## WHAT THE EXERCISE ASKS
State how many lines of the entries hold the string "Earth". Reply with the number alone.

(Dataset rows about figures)
====
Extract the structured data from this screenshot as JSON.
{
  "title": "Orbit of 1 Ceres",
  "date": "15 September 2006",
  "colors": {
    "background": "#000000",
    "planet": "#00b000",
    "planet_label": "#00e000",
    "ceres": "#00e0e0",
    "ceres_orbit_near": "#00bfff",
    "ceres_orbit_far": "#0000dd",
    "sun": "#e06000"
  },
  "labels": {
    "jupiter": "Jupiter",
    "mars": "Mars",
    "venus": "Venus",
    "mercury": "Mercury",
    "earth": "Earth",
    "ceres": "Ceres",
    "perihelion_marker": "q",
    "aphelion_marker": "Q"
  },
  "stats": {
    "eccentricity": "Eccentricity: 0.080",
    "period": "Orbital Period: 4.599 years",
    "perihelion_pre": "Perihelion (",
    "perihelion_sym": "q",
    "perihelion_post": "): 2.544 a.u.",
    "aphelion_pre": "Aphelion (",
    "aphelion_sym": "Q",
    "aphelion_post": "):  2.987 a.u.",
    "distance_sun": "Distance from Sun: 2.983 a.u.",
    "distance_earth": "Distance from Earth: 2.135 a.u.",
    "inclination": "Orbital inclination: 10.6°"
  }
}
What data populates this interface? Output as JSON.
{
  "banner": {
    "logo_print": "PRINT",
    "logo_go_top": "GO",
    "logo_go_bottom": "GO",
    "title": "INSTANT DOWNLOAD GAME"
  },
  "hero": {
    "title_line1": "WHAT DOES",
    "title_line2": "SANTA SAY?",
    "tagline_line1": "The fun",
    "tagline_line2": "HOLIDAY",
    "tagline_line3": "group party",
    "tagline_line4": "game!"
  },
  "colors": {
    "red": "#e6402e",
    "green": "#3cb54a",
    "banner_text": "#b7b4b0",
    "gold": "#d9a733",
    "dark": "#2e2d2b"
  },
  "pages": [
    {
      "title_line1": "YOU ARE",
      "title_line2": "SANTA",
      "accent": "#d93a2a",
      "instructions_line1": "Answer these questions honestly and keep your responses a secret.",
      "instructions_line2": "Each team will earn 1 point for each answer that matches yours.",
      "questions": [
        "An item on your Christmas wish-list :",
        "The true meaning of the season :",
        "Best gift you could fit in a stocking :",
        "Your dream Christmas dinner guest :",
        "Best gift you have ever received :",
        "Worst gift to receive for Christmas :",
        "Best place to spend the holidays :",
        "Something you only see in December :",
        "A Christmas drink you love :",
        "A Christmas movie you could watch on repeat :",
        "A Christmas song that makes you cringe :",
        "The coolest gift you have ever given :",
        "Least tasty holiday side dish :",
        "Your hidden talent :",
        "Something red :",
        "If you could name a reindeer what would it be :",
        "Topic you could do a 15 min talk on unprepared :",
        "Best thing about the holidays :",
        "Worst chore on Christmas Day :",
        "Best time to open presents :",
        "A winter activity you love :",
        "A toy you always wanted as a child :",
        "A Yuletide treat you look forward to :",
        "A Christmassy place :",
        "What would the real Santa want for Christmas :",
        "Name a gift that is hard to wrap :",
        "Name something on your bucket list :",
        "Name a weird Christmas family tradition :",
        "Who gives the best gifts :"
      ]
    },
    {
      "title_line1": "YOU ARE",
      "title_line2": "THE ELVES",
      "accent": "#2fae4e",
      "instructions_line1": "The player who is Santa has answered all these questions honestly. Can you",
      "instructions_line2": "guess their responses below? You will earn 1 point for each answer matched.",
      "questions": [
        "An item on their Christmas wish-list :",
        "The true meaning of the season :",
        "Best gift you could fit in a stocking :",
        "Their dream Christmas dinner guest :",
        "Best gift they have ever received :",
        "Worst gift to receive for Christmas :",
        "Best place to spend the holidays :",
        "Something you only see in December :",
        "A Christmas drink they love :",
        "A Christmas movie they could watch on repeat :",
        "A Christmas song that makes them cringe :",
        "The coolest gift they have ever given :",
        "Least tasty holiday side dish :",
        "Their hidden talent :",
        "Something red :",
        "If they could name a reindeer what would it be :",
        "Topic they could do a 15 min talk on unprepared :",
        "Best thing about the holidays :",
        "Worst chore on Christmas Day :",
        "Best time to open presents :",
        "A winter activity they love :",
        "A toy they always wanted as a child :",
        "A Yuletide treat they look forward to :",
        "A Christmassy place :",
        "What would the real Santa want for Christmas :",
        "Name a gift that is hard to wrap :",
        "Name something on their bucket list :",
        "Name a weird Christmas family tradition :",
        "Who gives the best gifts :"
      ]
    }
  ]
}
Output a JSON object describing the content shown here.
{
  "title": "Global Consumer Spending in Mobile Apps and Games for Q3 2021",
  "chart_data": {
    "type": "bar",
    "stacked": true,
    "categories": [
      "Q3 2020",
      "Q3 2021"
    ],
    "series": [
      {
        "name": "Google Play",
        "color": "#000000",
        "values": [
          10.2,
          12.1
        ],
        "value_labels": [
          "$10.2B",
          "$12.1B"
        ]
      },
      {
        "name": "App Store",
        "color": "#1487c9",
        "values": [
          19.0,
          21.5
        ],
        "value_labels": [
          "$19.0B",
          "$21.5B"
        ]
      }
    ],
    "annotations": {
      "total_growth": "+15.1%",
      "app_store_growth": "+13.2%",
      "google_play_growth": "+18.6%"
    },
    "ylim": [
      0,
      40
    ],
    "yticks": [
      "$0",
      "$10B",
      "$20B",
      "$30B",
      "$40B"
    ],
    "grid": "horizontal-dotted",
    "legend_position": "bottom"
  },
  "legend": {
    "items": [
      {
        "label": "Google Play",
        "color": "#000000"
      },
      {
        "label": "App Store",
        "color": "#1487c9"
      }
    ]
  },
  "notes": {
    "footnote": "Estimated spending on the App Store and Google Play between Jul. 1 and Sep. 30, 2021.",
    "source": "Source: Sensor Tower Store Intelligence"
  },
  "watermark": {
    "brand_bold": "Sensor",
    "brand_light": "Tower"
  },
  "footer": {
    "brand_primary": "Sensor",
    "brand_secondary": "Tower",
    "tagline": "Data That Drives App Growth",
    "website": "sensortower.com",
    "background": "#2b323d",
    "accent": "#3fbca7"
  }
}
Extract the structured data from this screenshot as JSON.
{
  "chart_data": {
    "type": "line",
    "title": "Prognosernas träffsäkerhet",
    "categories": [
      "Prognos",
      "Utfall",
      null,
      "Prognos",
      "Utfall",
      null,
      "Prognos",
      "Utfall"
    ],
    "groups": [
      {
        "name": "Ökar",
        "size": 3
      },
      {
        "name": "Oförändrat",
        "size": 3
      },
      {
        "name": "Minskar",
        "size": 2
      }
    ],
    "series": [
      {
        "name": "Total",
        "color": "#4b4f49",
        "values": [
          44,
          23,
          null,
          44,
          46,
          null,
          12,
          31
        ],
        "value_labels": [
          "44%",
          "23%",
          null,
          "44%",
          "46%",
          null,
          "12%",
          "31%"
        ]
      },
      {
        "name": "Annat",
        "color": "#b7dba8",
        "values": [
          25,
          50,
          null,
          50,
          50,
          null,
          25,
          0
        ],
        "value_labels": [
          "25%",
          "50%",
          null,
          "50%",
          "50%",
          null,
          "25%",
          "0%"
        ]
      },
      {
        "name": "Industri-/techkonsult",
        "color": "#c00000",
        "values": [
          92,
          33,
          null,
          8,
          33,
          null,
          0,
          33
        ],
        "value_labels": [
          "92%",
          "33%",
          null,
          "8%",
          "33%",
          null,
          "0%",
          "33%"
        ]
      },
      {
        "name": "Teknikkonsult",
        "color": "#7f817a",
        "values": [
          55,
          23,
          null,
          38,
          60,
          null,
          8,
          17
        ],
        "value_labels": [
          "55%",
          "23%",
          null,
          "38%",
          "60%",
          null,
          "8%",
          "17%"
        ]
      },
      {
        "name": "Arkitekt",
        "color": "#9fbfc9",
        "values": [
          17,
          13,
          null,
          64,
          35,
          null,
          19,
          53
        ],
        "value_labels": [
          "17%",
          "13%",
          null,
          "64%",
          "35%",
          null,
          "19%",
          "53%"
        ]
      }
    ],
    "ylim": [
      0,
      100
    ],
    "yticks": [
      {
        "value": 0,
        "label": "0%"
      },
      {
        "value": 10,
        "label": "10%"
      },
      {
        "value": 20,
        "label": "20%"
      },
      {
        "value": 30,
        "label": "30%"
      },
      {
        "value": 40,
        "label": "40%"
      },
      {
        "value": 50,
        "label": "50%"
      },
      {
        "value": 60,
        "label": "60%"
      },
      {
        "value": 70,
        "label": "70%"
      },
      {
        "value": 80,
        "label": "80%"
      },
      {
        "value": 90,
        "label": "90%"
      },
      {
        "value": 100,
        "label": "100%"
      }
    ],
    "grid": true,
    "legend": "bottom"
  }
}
====
## EXERCISE SOLUTION
2